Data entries
:::::
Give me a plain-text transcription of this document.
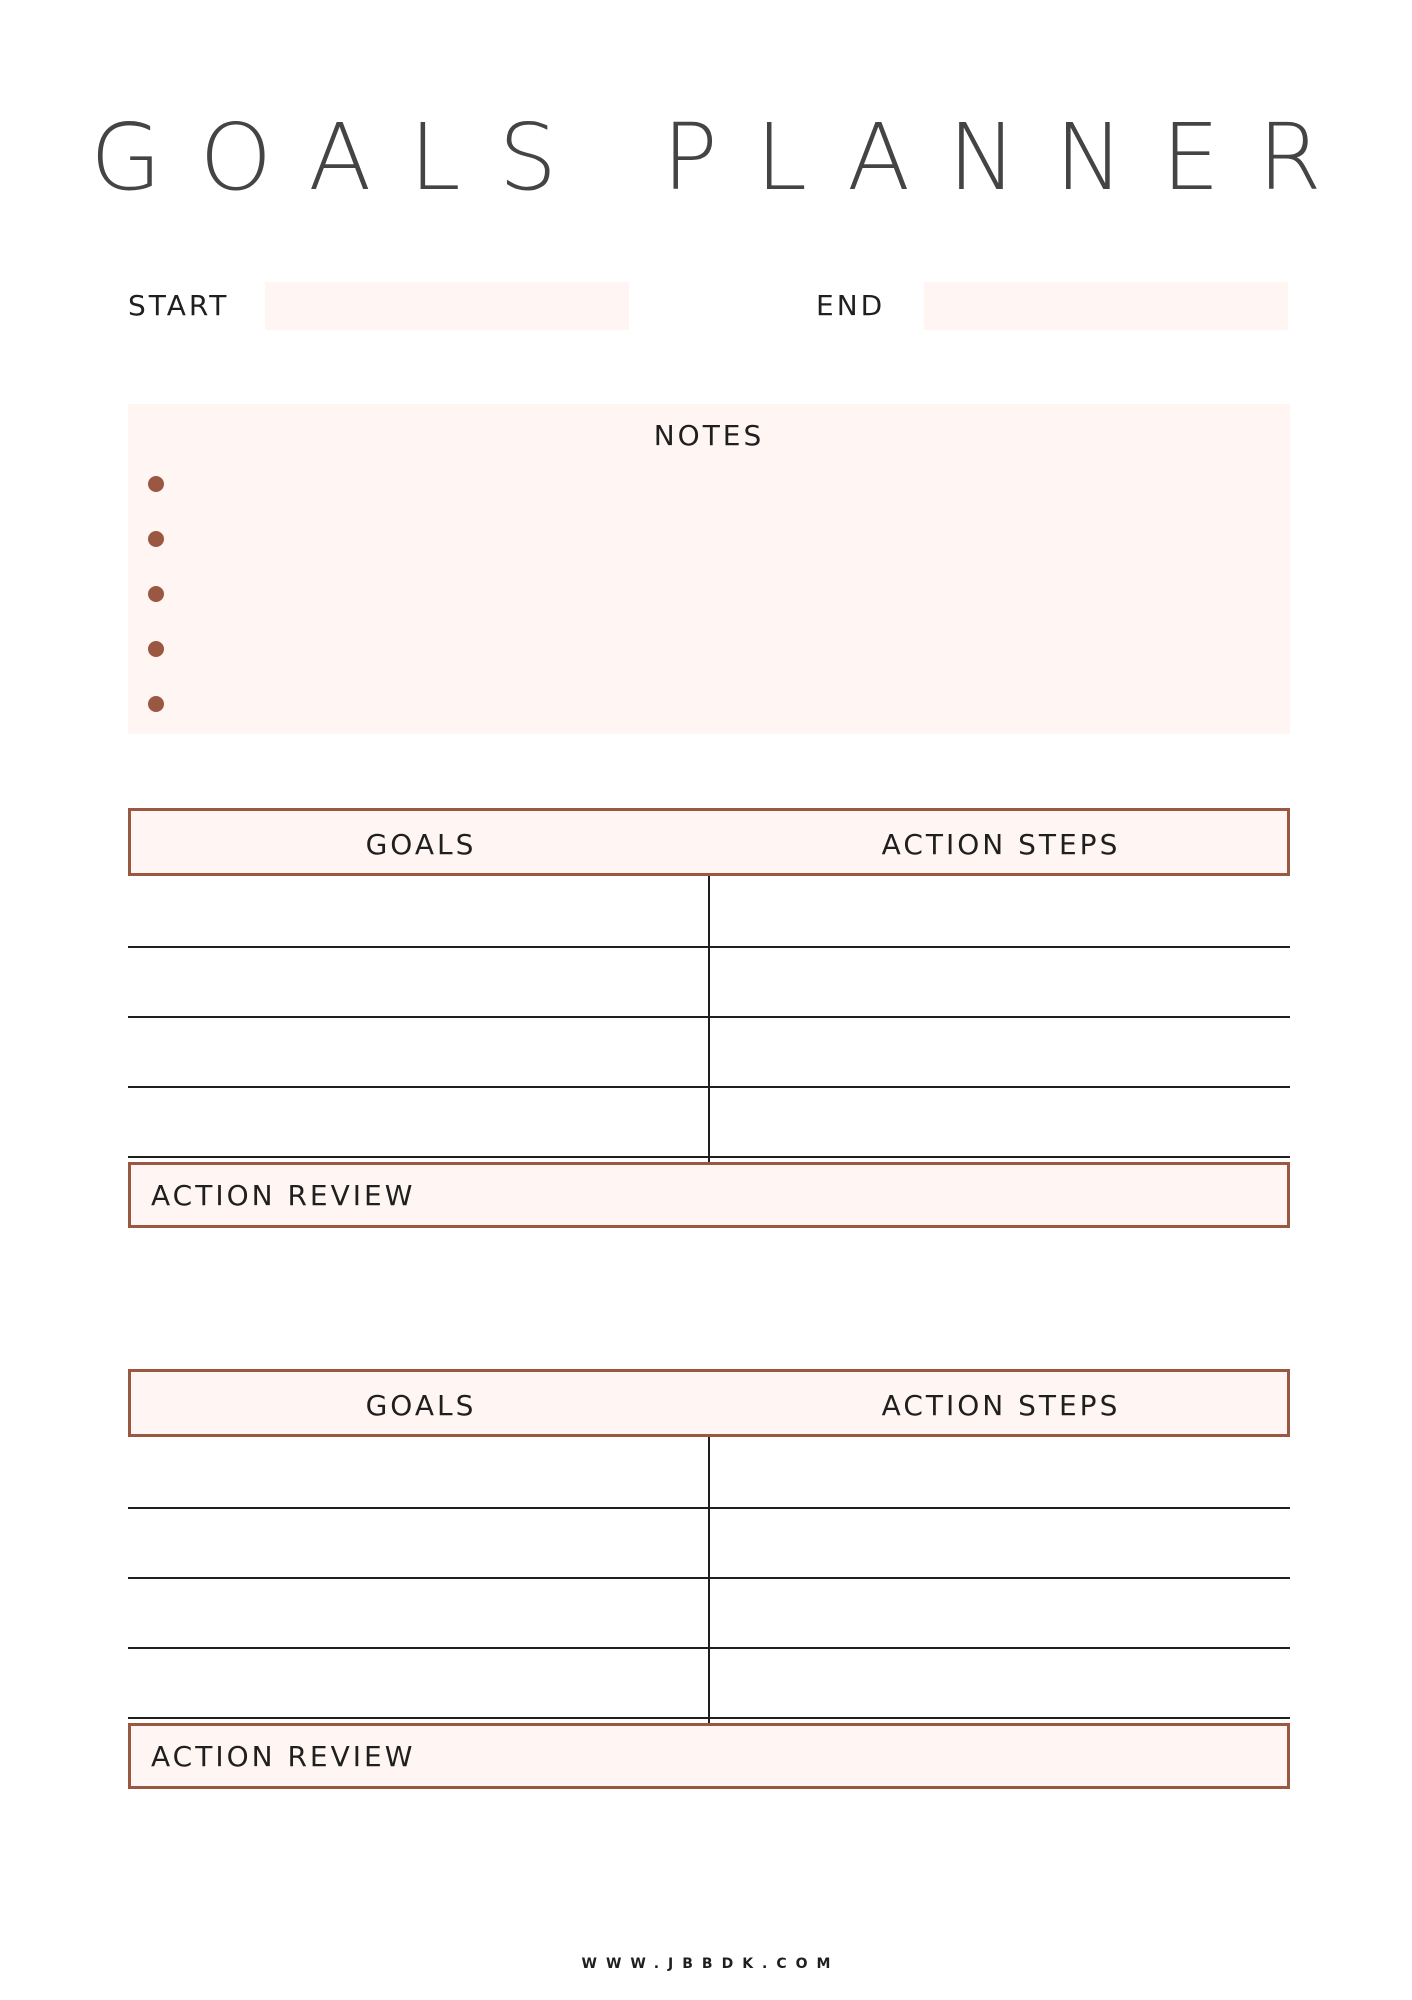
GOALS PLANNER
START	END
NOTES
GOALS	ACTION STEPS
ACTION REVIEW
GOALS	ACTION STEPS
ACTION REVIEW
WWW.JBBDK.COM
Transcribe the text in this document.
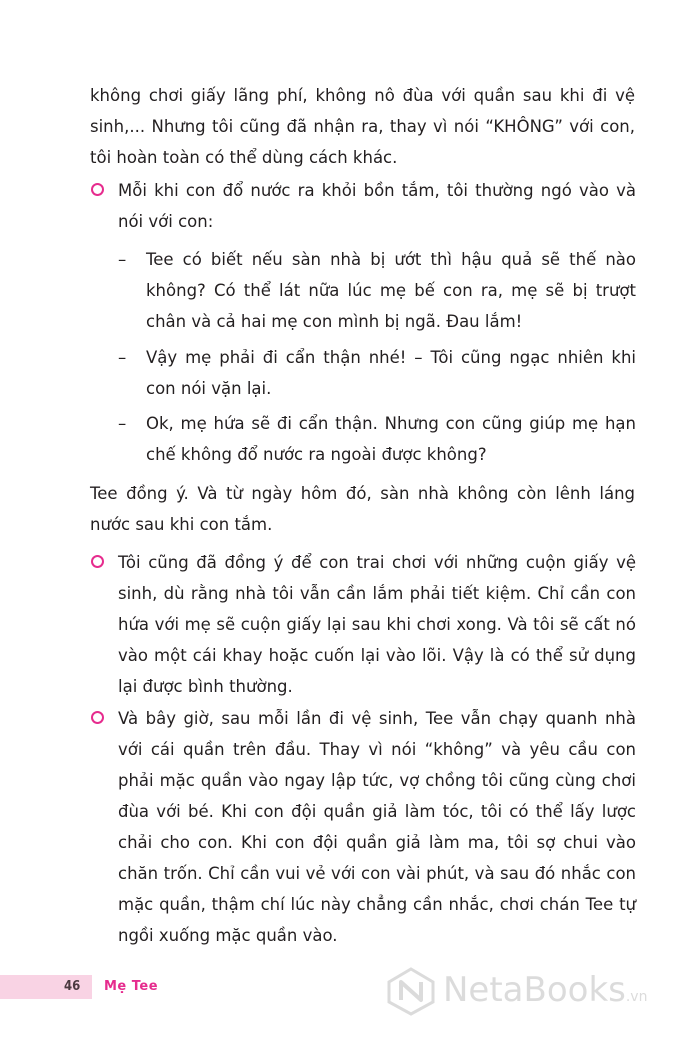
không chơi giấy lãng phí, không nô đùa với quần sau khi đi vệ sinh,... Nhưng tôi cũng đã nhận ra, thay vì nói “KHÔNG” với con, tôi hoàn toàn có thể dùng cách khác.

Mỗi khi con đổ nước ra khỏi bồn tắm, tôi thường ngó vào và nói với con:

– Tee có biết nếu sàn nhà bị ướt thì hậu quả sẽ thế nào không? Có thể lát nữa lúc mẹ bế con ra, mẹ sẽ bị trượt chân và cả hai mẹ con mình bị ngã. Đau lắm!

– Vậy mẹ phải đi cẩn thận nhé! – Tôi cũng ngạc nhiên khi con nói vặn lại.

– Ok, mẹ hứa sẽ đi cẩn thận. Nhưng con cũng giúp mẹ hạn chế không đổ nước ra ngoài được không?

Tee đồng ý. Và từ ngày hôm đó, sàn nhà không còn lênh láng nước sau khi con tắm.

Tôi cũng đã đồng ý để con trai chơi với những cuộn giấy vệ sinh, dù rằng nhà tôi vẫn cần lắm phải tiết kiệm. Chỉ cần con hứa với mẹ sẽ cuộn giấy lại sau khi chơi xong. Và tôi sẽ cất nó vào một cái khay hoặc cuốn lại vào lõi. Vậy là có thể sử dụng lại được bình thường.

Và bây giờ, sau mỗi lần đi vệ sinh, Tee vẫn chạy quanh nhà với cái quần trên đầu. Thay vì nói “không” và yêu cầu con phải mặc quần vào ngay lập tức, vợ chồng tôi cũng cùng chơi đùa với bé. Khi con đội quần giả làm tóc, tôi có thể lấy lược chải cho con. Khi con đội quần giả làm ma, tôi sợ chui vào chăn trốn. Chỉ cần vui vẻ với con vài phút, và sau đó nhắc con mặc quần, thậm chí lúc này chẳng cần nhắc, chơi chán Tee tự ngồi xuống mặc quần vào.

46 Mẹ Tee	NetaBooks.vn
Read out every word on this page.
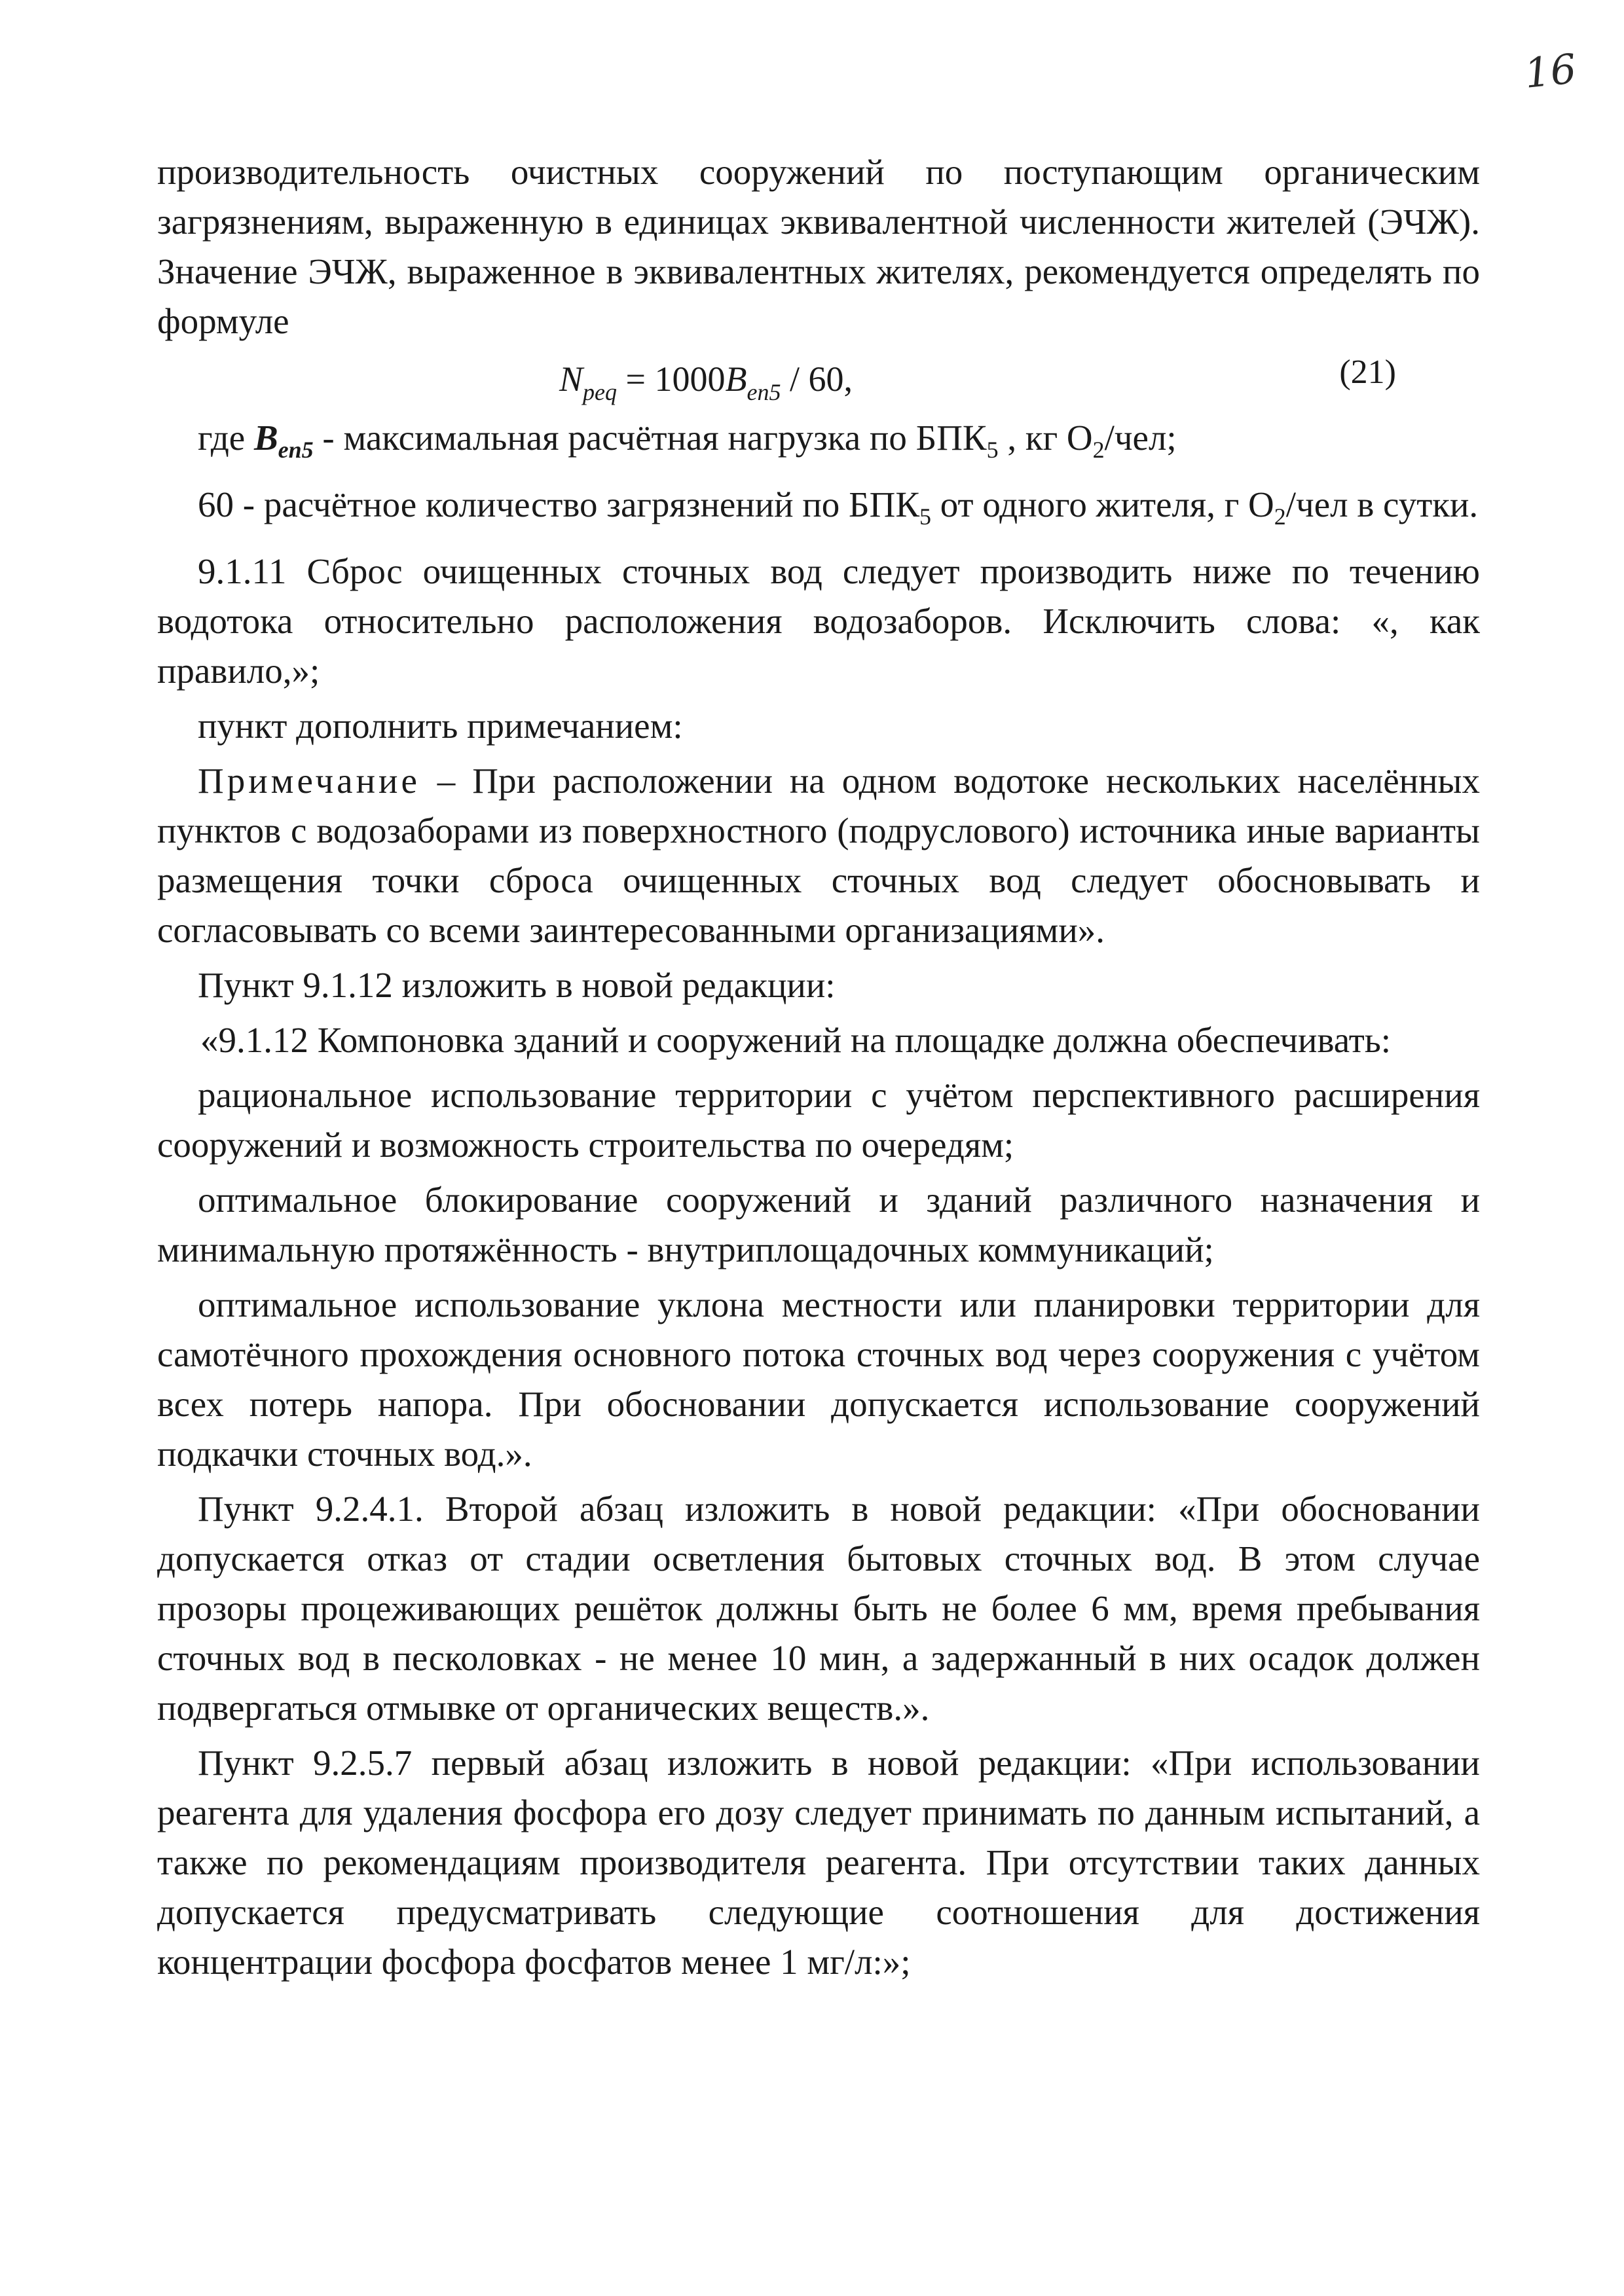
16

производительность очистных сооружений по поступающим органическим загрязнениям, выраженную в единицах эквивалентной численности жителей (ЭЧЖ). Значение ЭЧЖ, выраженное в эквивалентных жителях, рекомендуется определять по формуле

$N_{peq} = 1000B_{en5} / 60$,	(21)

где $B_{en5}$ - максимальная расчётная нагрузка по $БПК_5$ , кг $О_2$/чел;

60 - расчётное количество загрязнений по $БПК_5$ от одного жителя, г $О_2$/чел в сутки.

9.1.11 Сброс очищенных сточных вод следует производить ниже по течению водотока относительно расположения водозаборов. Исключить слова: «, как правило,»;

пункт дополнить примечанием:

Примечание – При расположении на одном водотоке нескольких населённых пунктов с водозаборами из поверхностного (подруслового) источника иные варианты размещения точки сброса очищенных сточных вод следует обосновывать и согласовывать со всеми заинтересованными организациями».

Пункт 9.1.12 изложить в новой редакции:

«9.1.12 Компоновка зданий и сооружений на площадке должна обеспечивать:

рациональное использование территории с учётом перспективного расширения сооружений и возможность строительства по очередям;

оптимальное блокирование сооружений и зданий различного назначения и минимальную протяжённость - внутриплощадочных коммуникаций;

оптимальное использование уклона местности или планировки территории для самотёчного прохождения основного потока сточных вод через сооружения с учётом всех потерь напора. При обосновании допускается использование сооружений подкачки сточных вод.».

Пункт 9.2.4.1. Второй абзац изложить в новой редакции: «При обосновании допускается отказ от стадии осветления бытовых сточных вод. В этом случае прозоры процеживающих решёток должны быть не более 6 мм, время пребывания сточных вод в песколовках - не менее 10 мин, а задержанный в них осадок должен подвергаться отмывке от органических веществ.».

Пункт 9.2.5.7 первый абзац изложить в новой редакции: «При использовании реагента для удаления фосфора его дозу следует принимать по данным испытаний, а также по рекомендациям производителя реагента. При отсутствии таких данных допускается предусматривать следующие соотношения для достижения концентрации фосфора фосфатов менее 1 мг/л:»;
:::::
WHAT THE TASK ASKS —
Display every line of the listing that contains the string "учётом".

RIGHT ANSWER —
рациональное использование территории с учётом перспективного расширения сооружений и возможность строительства по очередям;
оптимальное использование уклона местности или планировки территории для самотёчного прохождения основного потока сточных вод через сооружения с учётом всех потерь напора. При обосновании допускается использование сооружений подкачки сточных вод.».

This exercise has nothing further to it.